[Chart and figure data]
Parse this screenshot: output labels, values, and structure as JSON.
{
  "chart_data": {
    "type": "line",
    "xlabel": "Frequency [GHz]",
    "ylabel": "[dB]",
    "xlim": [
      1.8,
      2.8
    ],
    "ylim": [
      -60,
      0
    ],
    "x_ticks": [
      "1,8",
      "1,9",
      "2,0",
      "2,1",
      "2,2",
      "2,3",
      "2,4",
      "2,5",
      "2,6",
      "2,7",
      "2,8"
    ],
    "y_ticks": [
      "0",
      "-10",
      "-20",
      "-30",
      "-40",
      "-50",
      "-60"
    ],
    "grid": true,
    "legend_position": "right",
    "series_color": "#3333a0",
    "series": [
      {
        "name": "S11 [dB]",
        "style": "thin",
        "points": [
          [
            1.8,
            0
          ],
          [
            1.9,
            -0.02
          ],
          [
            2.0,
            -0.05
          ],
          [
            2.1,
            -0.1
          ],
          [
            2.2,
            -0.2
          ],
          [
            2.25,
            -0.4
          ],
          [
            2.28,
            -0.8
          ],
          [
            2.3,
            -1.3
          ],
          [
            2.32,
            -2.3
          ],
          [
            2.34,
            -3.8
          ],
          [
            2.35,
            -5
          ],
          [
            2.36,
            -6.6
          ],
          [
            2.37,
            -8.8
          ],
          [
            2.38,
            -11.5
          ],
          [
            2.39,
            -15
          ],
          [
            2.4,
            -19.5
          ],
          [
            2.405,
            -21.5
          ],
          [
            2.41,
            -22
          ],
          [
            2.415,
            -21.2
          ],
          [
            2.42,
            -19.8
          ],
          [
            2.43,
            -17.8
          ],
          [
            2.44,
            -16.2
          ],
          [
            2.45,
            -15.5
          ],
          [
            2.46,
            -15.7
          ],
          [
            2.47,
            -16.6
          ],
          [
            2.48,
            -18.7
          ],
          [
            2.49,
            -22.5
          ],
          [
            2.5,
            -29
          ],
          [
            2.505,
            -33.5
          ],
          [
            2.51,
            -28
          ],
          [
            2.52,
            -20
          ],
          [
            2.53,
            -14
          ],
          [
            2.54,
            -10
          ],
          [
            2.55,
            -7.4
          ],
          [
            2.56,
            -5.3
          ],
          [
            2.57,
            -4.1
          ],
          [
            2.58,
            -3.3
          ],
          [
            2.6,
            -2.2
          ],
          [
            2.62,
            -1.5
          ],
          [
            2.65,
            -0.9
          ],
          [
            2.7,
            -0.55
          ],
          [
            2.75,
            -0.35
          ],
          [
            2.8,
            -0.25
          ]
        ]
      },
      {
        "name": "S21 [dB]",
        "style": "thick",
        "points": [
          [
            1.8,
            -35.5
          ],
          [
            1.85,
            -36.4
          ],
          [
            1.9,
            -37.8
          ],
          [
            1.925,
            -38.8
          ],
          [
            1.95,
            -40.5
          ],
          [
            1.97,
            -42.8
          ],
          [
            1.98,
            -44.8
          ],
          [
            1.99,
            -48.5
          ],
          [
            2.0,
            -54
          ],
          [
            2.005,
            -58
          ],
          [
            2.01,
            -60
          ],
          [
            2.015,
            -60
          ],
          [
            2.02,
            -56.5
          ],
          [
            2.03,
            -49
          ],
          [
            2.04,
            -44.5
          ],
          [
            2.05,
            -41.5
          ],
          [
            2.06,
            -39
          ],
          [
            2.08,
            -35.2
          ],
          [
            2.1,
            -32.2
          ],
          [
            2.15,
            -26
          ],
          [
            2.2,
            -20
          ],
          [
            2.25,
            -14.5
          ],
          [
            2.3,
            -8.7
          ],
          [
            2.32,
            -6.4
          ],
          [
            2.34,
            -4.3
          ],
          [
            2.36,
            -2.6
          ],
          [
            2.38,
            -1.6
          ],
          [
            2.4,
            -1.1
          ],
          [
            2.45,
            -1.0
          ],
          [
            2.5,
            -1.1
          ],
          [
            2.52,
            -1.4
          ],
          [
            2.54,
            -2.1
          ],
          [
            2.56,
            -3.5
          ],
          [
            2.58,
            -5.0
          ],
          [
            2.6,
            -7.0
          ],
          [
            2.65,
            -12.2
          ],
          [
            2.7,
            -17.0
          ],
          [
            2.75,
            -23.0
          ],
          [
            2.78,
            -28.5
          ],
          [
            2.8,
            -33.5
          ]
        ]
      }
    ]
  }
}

▶ _Exercise prompt_: Would you restate each of the entries word for word?

▶ _Solved exercise_:
Parse this screenshot: output labels, values, and structure as JSON.
{
  "chart_data": {
    "type": "line",
    "xlabel": "Frequency [GHz]",
    "ylabel": "[dB]",
    "xlim": [
      1.8,
      2.8
    ],
    "ylim": [
      -60,
      0
    ],
    "x_ticks": [
      "1,8",
      "1,9",
      "2,0",
      "2,1",
      "2,2",
      "2,3",
      "2,4",
      "2,5",
      "2,6",
      "2,7",
      "2,8"
    ],
    "y_ticks": [
      "0",
      "-10",
      "-20",
      "-30",
      "-40",
      "-50",
      "-60"
    ],
    "grid": true,
    "legend_position": "right",
    "series_color": "#3333a0",
    "series": [
      {
        "name": "S11 [dB]",
        "style": "thin",
        "points": [
          [
            1.8,
            0
          ],
          [
            1.9,
            -0.02
          ],
          [
            2.0,
            -0.05
          ],
          [
            2.1,
            -0.1
          ],
          [
            2.2,
            -0.2
          ],
          [
            2.25,
            -0.4
          ],
          [
            2.28,
            -0.8
          ],
          [
            2.3,
            -1.3
          ],
          [
            2.32,
            -2.3
          ],
          [
            2.34,
            -3.8
          ],
          [
            2.35,
            -5
          ],
          [
            2.36,
            -6.6
          ],
          [
            2.37,
            -8.8
          ],
          [
            2.38,
            -11.5
          ],
          [
            2.39,
            -15
          ],
          [
            2.4,
            -19.5
          ],
          [
            2.405,
            -21.5
          ],
          [
            2.41,
            -22
          ],
          [
            2.415,
            -21.2
          ],
          [
            2.42,
            -19.8
          ],
          [
            2.43,
            -17.8
          ],
          [
            2.44,
            -16.2
          ],
          [
            2.45,
            -15.5
          ],
          [
            2.46,
            -15.7
          ],
          [
            2.47,
            -16.6
          ],
          [
            2.48,
            -18.7
          ],
          [
            2.49,
            -22.5
          ],
          [
            2.5,
            -29
          ],
          [
            2.505,
            -33.5
          ],
          [
            2.51,
            -28
          ],
          [
            2.52,
            -20
          ],
          [
            2.53,
            -14
          ],
          [
            2.54,
            -10
          ],
          [
            2.55,
            -7.4
          ],
          [
            2.56,
            -5.3
          ],
          [
            2.57,
            -4.1
          ],
          [
            2.58,
            -3.3
          ],
          [
            2.6,
            -2.2
          ],
          [
            2.62,
            -1.5
          ],
          [
            2.65,
            -0.9
          ],
          [
            2.7,
            -0.55
          ],
          [
            2.75,
            -0.35
          ],
          [
            2.8,
            -0.25
          ]
        ]
      },
      {
        "name": "S21 [dB]",
        "style": "thick",
        "points": [
          [
            1.8,
            -35.5
          ],
          [
            1.85,
            -36.4
          ],
          [
            1.9,
            -37.8
          ],
          [
            1.925,
            -38.8
          ],
          [
            1.95,
            -40.5
          ],
          [
            1.97,
            -42.8
          ],
          [
            1.98,
            -44.8
          ],
          [
            1.99,
            -48.5
          ],
          [
            2.0,
            -54
          ],
          [
            2.005,
            -58
          ],
          [
            2.01,
            -60
          ],
          [
            2.015,
            -60
          ],
          [
            2.02,
            -56.5
          ],
          [
            2.03,
            -49
          ],
          [
            2.04,
            -44.5
          ],
          [
            2.05,
            -41.5
          ],
          [
            2.06,
            -39
          ],
          [
            2.08,
            -35.2
          ],
          [
            2.1,
            -32.2
          ],
          [
            2.15,
            -26
          ],
          [
            2.2,
            -20
          ],
          [
            2.25,
            -14.5
          ],
          [
            2.3,
            -8.7
          ],
          [
            2.32,
            -6.4
          ],
          [
            2.34,
            -4.3
          ],
          [
            2.36,
            -2.6
          ],
          [
            2.38,
            -1.6
          ],
          [
            2.4,
            -1.1
          ],
          [
            2.45,
            -1.0
          ],
          [
            2.5,
            -1.1
          ],
          [
            2.52,
            -1.4
          ],
          [
            2.54,
            -2.1
          ],
          [
            2.56,
            -3.5
          ],
          [
            2.58,
            -5.0
          ],
          [
            2.6,
            -7.0
          ],
          [
            2.65,
            -12.2
          ],
          [
            2.7,
            -17.0
          ],
          [
            2.75,
            -23.0
          ],
          [
            2.78,
            -28.5
          ],
          [
            2.8,
            -33.5
          ]
        ]
      }
    ]
  }
}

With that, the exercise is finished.